(Dataset listings of figures)
+===+

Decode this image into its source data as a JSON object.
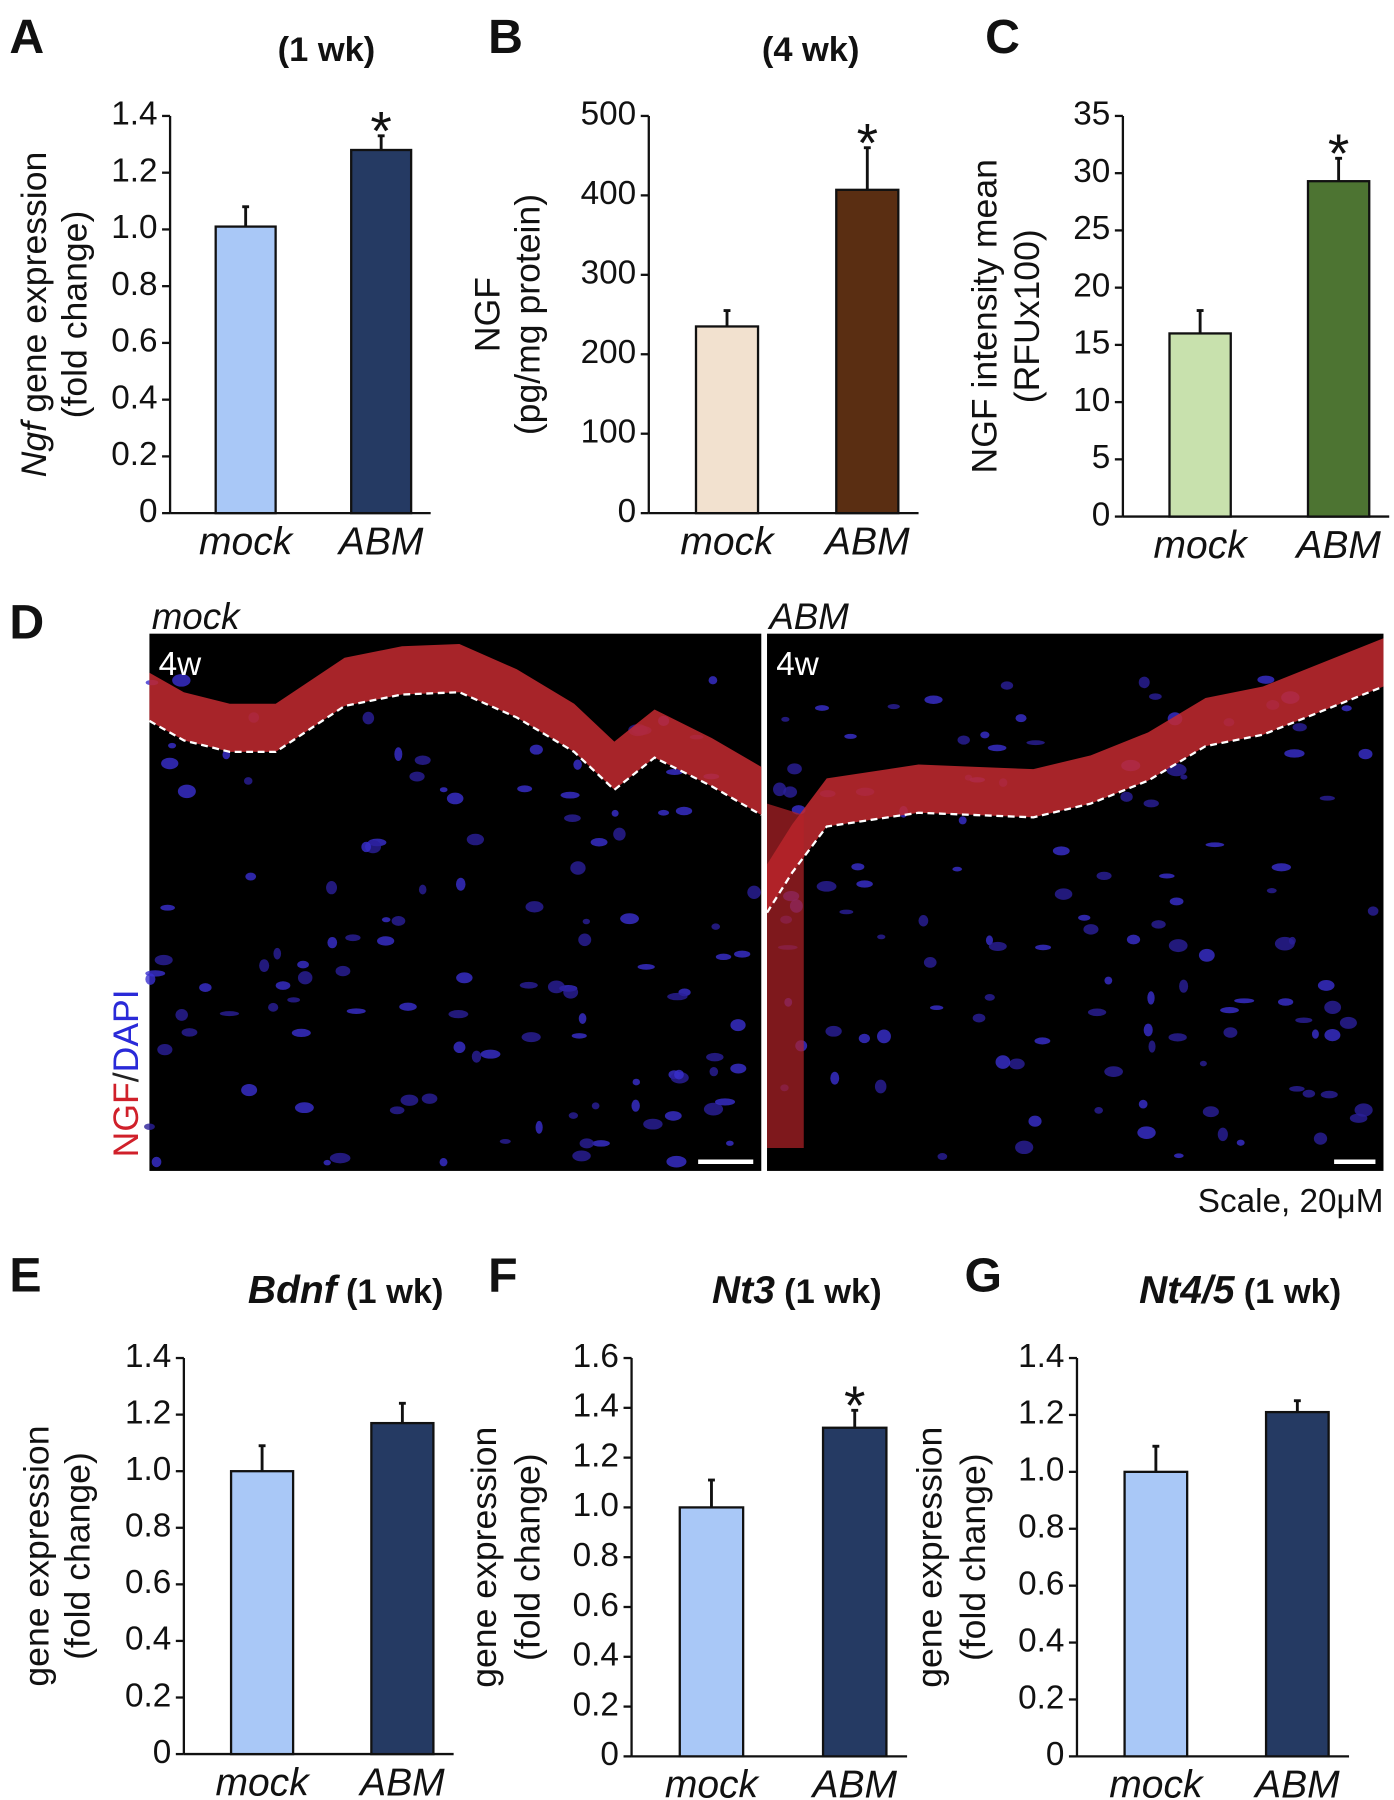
{
  "chart_data": [
    {
      "type": "bar",
      "panel": "A",
      "title": "(1 wk)",
      "ylabel_prefix": "Ngf",
      "ylabel": [
        "gene expression",
        "(fold change)"
      ],
      "categories": [
        "mock",
        "ABM"
      ],
      "values": [
        1.01,
        1.28
      ],
      "errors": [
        0.07,
        0.05
      ],
      "colors": [
        "#a9c8f7",
        "#253a63"
      ],
      "significance": [
        null,
        "*"
      ],
      "ylim": [
        0,
        1.4
      ],
      "yticks": [
        0,
        0.2,
        0.4,
        0.6,
        0.8,
        {
          "value": 1,
          "label": "1.0"
        },
        1.2,
        1.4
      ]
    },
    {
      "type": "bar",
      "panel": "B",
      "title": "(4 wk)",
      "ylabel": [
        "NGF",
        "(pg/mg  protein)"
      ],
      "categories": [
        "mock",
        "ABM"
      ],
      "values": [
        235,
        407
      ],
      "errors": [
        20,
        53
      ],
      "colors": [
        "#f2e1cf",
        "#5a2e12"
      ],
      "significance": [
        null,
        "*"
      ],
      "ylim": [
        0,
        500
      ],
      "yticks": [
        0,
        100,
        200,
        300,
        400,
        500
      ]
    },
    {
      "type": "bar",
      "panel": "C",
      "ylabel": [
        "NGF intensity mean",
        "(RFUx100)"
      ],
      "categories": [
        "mock",
        "ABM"
      ],
      "values": [
        16,
        29.3
      ],
      "errors": [
        2,
        2
      ],
      "colors": [
        "#c8e1ad",
        "#4d7432"
      ],
      "significance": [
        null,
        "*"
      ],
      "ylim": [
        0,
        35
      ],
      "yticks": [
        0,
        5,
        10,
        15,
        20,
        25,
        30,
        35
      ]
    },
    {
      "type": "bar",
      "panel": "E",
      "title_italic": "Bdnf",
      "title": "(1 wk)",
      "ylabel": [
        "gene expression",
        "(fold change)"
      ],
      "categories": [
        "mock",
        "ABM"
      ],
      "values": [
        1.0,
        1.17
      ],
      "errors": [
        0.09,
        0.07
      ],
      "colors": [
        "#a9c8f7",
        "#253a63"
      ],
      "significance": [
        null,
        null
      ],
      "ylim": [
        0,
        1.4
      ],
      "yticks": [
        0,
        0.2,
        0.4,
        0.6,
        0.8,
        {
          "value": 1,
          "label": "1.0"
        },
        1.2,
        1.4
      ]
    },
    {
      "type": "bar",
      "panel": "F",
      "title_italic": "Nt3",
      "title": "(1 wk)",
      "ylabel": [
        "gene expression",
        "(fold change)"
      ],
      "categories": [
        "mock",
        "ABM"
      ],
      "values": [
        1.0,
        1.32
      ],
      "errors": [
        0.11,
        0.07
      ],
      "colors": [
        "#a9c8f7",
        "#253a63"
      ],
      "significance": [
        null,
        "*"
      ],
      "ylim": [
        0,
        1.6
      ],
      "yticks": [
        0,
        0.2,
        0.4,
        0.6,
        0.8,
        {
          "value": 1,
          "label": "1.0"
        },
        1.2,
        1.4,
        1.6
      ]
    },
    {
      "type": "bar",
      "panel": "G",
      "title_italic": "Nt4/5",
      "title": "(1 wk)",
      "ylabel": [
        "gene expression",
        "(fold change)"
      ],
      "categories": [
        "mock",
        "ABM"
      ],
      "values": [
        1.0,
        1.21
      ],
      "errors": [
        0.09,
        0.04
      ],
      "colors": [
        "#a9c8f7",
        "#253a63"
      ],
      "significance": [
        null,
        null
      ],
      "ylim": [
        0,
        1.4
      ],
      "yticks": [
        0,
        0.2,
        0.4,
        0.6,
        0.8,
        {
          "value": 1,
          "label": "1.0"
        },
        1.2,
        1.4
      ]
    }
  ],
  "figure_d": {
    "panel": "D",
    "images": [
      {
        "title": "mock",
        "tag": "4w"
      },
      {
        "title": "ABM",
        "tag": "4w"
      }
    ],
    "stain": [
      "NGF",
      "/",
      "DAPI"
    ],
    "scale": "Scale, 20μM"
  }
}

+===+

Aim of the exercise
Whenever a line of the data holds the string "panel", pick that line out.

Response
      "panel": "A",
      "panel": "B",
      "panel": "C",
      "panel": "E",
      "panel": "F",
      "panel": "G",
    "panel": "D",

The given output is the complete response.